**WHAT YOU NEED TO DO**
Please give every line from the start of the dataset rows through the line containing "The center shaft 104 is at (425, 370).", both ends included, as a JSON list of strings with one string per line. Omit blank lines, and leave the pictures out of the answer.

## begin DATA FOR PROCESSING

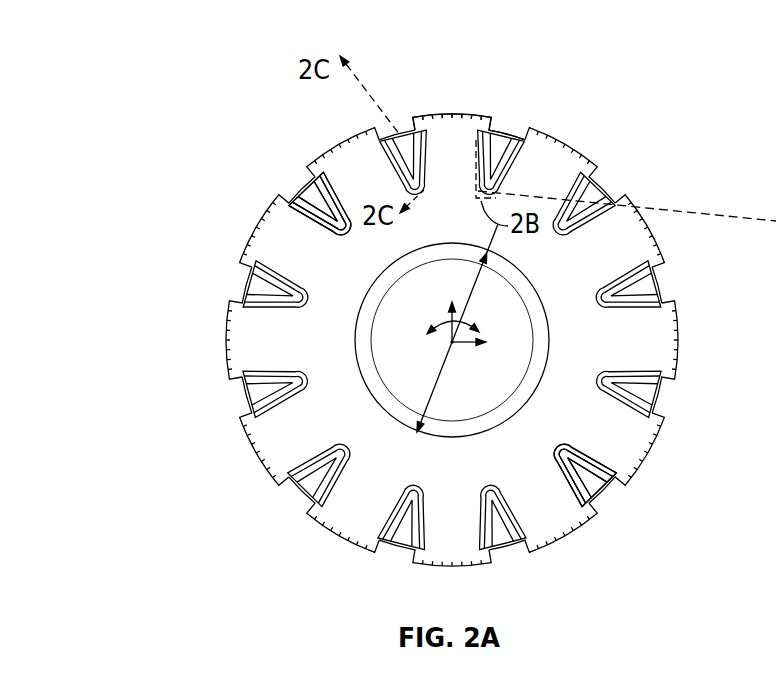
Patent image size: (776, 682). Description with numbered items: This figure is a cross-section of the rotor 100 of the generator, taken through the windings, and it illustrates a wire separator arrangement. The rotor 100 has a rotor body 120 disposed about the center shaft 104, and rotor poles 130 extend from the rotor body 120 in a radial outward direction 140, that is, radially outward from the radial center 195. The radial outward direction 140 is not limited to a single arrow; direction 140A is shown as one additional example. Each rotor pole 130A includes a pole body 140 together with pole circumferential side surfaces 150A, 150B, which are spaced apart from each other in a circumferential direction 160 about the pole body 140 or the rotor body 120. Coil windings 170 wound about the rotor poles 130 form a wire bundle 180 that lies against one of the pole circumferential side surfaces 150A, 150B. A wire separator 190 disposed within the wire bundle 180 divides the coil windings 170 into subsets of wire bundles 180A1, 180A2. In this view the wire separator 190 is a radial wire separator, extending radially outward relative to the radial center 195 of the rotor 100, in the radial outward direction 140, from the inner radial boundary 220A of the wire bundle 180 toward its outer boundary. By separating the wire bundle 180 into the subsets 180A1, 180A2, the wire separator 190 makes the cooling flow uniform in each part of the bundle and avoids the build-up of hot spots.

The rotor 100 is at (270, 343).
The center shaft 104 is at (425, 370).
The rotor body 120 is at (353, 217).
The rotor poles 130 is at (453, 127).
The rotor pole 130A is at (628, 257).
The radial outward direction 140 is at (650, 348).
The radial outward direction 140A is at (480, 346).
The pole circumferential side surface 150A is at (648, 296).
The pole circumferential side surface 150B is at (657, 393).
The circumferential direction 160 is at (466, 318).
The coil windings 170 is at (303, 215).
The wire bundle 180 is at (497, 160).
The subset of wire bundle 180A1 is at (598, 450).
The subset of wire bundle 180A2 is at (602, 482).
The wire separator 190 is at (585, 513).
The radial center 195 is at (456, 346).
The inner radial boundary 220A is at (561, 240).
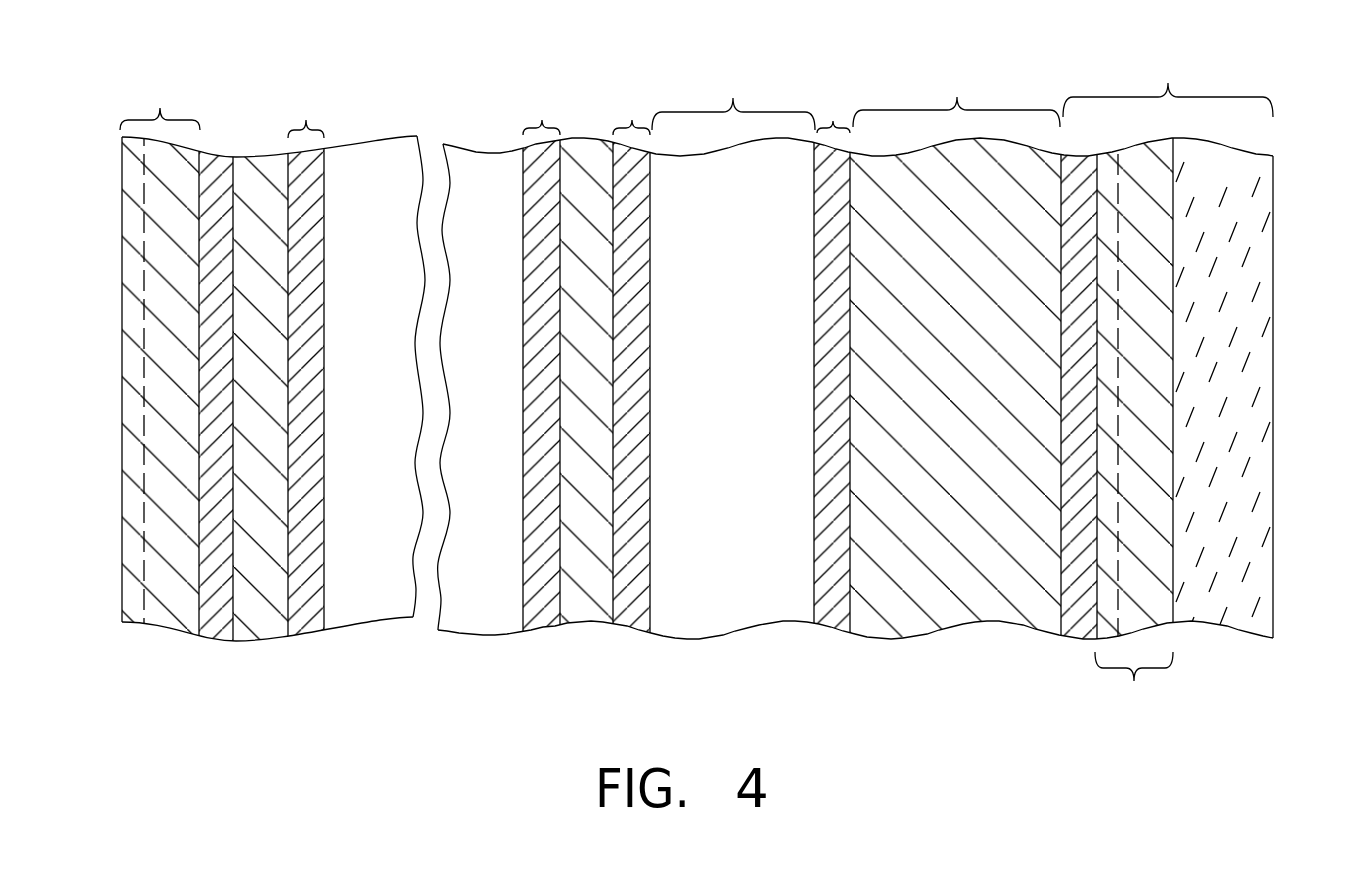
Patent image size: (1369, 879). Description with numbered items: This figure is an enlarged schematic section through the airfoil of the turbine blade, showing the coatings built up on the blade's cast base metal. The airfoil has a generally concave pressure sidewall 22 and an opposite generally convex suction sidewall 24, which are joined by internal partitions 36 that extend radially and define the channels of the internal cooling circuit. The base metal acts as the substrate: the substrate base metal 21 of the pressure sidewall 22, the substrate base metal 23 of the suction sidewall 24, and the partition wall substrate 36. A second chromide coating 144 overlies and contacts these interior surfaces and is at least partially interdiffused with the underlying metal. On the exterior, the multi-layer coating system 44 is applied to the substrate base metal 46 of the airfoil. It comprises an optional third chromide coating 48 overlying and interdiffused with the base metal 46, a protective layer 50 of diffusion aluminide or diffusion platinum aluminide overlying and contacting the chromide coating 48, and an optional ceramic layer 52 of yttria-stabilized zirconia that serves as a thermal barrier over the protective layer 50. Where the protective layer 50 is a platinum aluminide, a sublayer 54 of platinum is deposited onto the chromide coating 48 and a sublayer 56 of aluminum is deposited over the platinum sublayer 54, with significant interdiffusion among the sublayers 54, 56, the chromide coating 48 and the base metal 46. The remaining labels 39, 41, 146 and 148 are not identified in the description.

## end DATA FOR PROCESSING

**TASK OUTPUT**
[
  "Patent image size: (776, 682). Description with numbered items: This figure is a cross-section of the rotor 100 of the generator, taken through the windings, and it illustrates a wire separator arrangement. The rotor 100 has a rotor body 120 disposed about the center shaft 104, and rotor poles 130 extend from the rotor body 120 in a radial outward direction 140, that is, radially outward from the radial center 195. The radial outward direction 140 is not limited to a single arrow; direction 140A is shown as one additional example. Each rotor pole 130A includes a pole body 140 together with pole circumferential side surfaces 150A, 150B, which are spaced apart from each other in a circumferential direction 160 about the pole body 140 or the rotor body 120. Coil windings 170 wound about the rotor poles 130 form a wire bundle 180 that lies against one of the pole circumferential side surfaces 150A, 150B. A wire separator 190 disposed within the wire bundle 180 divides the coil windings 170 into subsets of wire bundles 180A1, 180A2. In this view the wire separator 190 is a radial wire separator, extending radially outward relative to the radial center 195 of the rotor 100, in the radial outward direction 140, from the inner radial boundary 220A of the wire bundle 180 toward its outer boundary. By separating the wire bundle 180 into the subsets 180A1, 180A2, the wire separator 190 makes the cooling flow uniform in each part of the bundle and avoids the build-up of hot spots.",
  "The rotor 100 is at (270, 343).",
  "The center shaft 104 is at (425, 370)."
]